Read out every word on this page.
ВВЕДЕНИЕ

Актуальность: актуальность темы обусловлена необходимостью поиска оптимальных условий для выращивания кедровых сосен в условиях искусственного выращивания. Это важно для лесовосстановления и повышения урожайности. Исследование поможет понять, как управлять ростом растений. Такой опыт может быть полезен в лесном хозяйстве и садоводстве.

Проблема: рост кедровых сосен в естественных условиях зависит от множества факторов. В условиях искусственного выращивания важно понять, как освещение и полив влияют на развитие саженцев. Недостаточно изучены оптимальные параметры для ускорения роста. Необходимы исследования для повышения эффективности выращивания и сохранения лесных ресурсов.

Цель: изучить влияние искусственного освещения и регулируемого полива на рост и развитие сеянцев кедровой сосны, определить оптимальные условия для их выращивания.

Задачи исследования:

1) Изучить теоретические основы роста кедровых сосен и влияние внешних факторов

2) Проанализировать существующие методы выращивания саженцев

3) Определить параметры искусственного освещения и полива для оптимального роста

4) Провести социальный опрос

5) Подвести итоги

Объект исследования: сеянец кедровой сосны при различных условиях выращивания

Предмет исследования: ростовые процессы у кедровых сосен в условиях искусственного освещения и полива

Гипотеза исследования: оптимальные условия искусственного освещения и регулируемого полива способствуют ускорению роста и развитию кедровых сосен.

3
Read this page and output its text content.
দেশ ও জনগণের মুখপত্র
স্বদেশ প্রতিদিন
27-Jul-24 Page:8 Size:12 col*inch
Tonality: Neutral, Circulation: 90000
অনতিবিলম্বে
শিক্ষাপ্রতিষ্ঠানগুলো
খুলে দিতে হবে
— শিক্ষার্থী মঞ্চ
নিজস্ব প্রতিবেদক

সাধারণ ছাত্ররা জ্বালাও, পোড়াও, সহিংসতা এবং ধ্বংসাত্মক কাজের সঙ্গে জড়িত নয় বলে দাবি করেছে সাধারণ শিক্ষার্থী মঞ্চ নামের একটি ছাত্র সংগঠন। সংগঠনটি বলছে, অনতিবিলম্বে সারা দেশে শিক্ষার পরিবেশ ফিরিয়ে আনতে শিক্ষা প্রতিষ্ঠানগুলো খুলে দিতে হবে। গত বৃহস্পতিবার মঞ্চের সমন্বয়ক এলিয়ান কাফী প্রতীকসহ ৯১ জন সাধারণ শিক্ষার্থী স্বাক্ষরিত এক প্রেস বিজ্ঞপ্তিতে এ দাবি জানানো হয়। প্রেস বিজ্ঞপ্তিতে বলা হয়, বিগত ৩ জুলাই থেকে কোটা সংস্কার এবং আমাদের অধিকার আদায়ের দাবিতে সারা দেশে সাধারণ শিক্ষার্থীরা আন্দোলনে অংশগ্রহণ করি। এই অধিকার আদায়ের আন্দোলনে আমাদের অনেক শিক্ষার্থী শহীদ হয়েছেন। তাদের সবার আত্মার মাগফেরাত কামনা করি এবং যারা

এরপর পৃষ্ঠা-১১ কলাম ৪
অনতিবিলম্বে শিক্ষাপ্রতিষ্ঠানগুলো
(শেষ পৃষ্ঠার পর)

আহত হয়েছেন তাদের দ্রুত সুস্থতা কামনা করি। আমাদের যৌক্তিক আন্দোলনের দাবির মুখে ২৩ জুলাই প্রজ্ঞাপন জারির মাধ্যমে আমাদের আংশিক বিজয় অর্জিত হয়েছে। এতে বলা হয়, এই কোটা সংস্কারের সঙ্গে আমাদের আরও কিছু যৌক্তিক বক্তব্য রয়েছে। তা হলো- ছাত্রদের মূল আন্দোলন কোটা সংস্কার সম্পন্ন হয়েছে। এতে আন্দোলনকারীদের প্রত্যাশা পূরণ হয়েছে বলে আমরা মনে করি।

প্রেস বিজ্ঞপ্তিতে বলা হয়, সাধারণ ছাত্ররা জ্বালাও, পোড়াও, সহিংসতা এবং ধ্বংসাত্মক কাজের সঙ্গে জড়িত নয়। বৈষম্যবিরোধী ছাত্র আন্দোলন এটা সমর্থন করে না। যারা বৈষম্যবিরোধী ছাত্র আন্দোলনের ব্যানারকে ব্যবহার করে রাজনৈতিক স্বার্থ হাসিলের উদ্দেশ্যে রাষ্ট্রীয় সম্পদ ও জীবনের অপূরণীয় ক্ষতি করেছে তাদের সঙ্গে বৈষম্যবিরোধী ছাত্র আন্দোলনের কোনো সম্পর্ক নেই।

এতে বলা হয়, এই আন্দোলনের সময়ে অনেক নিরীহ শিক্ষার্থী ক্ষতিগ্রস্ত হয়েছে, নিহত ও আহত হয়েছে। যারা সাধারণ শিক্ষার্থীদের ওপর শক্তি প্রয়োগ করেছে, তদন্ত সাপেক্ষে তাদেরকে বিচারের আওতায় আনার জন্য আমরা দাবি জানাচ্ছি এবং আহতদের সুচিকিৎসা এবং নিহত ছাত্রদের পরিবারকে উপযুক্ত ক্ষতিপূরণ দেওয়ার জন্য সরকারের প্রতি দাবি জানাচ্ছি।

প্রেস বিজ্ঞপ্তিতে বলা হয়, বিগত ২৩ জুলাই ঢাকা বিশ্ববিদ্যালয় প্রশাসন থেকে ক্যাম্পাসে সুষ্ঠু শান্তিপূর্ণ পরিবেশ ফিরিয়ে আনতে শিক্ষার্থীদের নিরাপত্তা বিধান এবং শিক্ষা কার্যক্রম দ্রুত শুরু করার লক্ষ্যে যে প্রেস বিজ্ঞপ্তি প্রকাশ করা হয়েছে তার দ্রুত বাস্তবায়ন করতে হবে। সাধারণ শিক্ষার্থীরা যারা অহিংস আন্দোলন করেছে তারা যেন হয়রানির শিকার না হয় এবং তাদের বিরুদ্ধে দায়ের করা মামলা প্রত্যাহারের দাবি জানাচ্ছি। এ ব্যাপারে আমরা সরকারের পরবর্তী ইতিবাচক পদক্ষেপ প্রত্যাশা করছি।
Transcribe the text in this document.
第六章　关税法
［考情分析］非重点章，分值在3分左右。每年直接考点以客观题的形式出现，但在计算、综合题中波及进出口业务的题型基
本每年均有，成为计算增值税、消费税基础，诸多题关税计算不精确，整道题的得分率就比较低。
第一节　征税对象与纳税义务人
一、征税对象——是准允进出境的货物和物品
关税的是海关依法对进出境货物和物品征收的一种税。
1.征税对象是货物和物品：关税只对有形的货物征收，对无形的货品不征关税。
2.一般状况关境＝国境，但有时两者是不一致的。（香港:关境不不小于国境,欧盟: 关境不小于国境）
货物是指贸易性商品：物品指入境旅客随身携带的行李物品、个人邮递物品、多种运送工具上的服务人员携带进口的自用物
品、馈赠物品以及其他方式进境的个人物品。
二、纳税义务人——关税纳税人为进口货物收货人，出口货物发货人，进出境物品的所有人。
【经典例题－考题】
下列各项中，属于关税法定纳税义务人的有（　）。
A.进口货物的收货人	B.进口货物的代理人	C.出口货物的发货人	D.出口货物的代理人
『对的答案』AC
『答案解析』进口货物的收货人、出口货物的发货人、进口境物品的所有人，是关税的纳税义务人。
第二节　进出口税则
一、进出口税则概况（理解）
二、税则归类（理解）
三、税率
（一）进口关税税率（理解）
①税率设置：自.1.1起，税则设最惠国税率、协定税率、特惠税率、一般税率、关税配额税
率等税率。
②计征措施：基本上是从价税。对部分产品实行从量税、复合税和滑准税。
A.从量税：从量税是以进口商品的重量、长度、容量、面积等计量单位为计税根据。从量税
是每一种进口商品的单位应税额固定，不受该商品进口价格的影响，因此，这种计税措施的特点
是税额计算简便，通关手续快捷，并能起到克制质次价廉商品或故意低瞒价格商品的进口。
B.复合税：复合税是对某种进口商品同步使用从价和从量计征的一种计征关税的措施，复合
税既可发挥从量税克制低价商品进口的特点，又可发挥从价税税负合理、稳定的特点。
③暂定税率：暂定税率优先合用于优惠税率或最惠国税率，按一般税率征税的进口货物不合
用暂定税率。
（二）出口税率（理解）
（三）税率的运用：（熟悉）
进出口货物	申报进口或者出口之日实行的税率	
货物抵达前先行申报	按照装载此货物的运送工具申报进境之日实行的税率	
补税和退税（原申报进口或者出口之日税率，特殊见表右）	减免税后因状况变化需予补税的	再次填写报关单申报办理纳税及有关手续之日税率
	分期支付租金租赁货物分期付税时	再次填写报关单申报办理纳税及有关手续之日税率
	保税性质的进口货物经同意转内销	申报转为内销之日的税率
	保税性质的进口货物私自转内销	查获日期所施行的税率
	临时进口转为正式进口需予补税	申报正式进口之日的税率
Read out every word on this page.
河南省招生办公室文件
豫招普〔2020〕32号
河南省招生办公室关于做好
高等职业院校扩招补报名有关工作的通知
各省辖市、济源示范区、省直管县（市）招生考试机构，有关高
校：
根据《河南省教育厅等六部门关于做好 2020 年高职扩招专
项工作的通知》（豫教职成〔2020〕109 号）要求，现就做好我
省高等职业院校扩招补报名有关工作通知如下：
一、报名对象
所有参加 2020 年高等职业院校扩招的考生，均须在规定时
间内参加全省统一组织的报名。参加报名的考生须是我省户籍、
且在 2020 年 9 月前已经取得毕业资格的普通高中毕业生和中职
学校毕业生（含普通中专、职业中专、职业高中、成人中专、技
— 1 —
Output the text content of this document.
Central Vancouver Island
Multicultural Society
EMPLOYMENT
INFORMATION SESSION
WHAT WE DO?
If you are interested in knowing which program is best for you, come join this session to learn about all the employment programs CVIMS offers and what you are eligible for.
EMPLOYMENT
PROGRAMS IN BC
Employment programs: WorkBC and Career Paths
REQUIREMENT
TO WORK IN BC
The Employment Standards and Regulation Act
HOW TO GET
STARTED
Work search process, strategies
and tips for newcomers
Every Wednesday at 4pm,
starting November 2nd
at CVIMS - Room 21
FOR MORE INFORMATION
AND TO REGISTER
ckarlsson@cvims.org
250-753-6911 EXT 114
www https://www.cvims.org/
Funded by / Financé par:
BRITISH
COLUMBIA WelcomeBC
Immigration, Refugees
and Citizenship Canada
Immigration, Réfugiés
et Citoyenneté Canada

### Your objective
Extract, from the material above, each line holding the word "влияние".

### Exercise result
Цель: изучить влияние искусственного освещения и регулируемого полива на рост и развитие сеянцев кедровой сосны, определить оптимальные условия для их выращивания.
1) Изучить теоретические основы роста кедровых сосен и влияние внешних факторов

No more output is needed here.